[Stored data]
☆ ☆ ☆ ☆ ☆
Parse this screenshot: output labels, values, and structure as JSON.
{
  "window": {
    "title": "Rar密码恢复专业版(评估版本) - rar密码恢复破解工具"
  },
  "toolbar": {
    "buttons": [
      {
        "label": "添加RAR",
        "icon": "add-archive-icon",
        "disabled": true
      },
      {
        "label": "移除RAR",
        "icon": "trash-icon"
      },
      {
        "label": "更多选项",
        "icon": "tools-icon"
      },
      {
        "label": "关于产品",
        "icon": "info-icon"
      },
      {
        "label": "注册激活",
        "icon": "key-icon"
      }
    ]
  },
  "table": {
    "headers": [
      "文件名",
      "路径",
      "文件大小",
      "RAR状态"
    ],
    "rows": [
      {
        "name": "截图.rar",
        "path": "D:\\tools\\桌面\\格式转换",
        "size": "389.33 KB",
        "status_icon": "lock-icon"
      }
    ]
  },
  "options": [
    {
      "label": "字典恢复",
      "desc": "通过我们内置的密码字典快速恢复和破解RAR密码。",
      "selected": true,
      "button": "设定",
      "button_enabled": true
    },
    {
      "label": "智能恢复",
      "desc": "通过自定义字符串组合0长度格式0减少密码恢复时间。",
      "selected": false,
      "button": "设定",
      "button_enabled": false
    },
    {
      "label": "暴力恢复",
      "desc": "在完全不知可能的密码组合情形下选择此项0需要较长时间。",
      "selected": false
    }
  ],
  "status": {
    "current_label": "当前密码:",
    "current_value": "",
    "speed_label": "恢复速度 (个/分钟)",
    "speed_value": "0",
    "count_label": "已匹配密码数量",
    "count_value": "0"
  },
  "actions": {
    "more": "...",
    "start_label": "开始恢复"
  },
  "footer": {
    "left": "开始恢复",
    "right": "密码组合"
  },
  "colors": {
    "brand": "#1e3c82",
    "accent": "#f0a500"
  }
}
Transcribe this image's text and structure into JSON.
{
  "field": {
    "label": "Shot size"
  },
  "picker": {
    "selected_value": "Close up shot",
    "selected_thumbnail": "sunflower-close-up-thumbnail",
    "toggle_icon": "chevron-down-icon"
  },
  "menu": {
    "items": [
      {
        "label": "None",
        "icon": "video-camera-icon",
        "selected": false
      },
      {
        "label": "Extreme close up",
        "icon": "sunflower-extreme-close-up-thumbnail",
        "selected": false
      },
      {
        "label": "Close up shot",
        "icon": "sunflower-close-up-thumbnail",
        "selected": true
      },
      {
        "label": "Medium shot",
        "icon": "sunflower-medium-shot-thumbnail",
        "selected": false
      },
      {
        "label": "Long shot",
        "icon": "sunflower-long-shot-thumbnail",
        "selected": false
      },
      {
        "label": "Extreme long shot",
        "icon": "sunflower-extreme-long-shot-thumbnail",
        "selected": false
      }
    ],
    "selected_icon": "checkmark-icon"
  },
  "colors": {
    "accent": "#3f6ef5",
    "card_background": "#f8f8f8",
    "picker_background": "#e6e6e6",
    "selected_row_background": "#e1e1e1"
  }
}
☆ ☆ ☆ ☆ ☆
_Task objective_
Extract the full set of entries word for word.

_Output of the exercise_
Parse this screenshot: output labels, values, and structure as JSON.
{
  "window": {
    "title": "Rar密码恢复专业版(评估版本) - rar密码恢复破解工具"
  },
  "toolbar": {
    "buttons": [
      {
        "label": "添加RAR",
        "icon": "add-archive-icon",
        "disabled": true
      },
      {
        "label": "移除RAR",
        "icon": "trash-icon"
      },
      {
        "label": "更多选项",
        "icon": "tools-icon"
      },
      {
        "label": "关于产品",
        "icon": "info-icon"
      },
      {
        "label": "注册激活",
        "icon": "key-icon"
      }
    ]
  },
  "table": {
    "headers": [
      "文件名",
      "路径",
      "文件大小",
      "RAR状态"
    ],
    "rows": [
      {
        "name": "截图.rar",
        "path": "D:\\tools\\桌面\\格式转换",
        "size": "389.33 KB",
        "status_icon": "lock-icon"
      }
    ]
  },
  "options": [
    {
      "label": "字典恢复",
      "desc": "通过我们内置的密码字典快速恢复和破解RAR密码。",
      "selected": true,
      "button": "设定",
      "button_enabled": true
    },
    {
      "label": "智能恢复",
      "desc": "通过自定义字符串组合0长度格式0减少密码恢复时间。",
      "selected": false,
      "button": "设定",
      "button_enabled": false
    },
    {
      "label": "暴力恢复",
      "desc": "在完全不知可能的密码组合情形下选择此项0需要较长时间。",
      "selected": false
    }
  ],
  "status": {
    "current_label": "当前密码:",
    "current_value": "",
    "speed_label": "恢复速度 (个/分钟)",
    "speed_value": "0",
    "count_label": "已匹配密码数量",
    "count_value": "0"
  },
  "actions": {
    "more": "...",
    "start_label": "开始恢复"
  },
  "footer": {
    "left": "开始恢复",
    "right": "密码组合"
  },
  "colors": {
    "brand": "#1e3c82",
    "accent": "#f0a500"
  }
}
Transcribe this image's text and structure into JSON.
{
  "field": {
    "label": "Shot size"
  },
  "picker": {
    "selected_value": "Close up shot",
    "selected_thumbnail": "sunflower-close-up-thumbnail",
    "toggle_icon": "chevron-down-icon"
  },
  "menu": {
    "items": [
      {
        "label": "None",
        "icon": "video-camera-icon",
        "selected": false
      },
      {
        "label": "Extreme close up",
        "icon": "sunflower-extreme-close-up-thumbnail",
        "selected": false
      },
      {
        "label": "Close up shot",
        "icon": "sunflower-close-up-thumbnail",
        "selected": true
      },
      {
        "label": "Medium shot",
        "icon": "sunflower-medium-shot-thumbnail",
        "selected": false
      },
      {
        "label": "Long shot",
        "icon": "sunflower-long-shot-thumbnail",
        "selected": false
      },
      {
        "label": "Extreme long shot",
        "icon": "sunflower-extreme-long-shot-thumbnail",
        "selected": false
      }
    ],
    "selected_icon": "checkmark-icon"
  },
  "colors": {
    "accent": "#3f6ef5",
    "card_background": "#f8f8f8",
    "picker_background": "#e6e6e6",
    "selected_row_background": "#e1e1e1"
  }
}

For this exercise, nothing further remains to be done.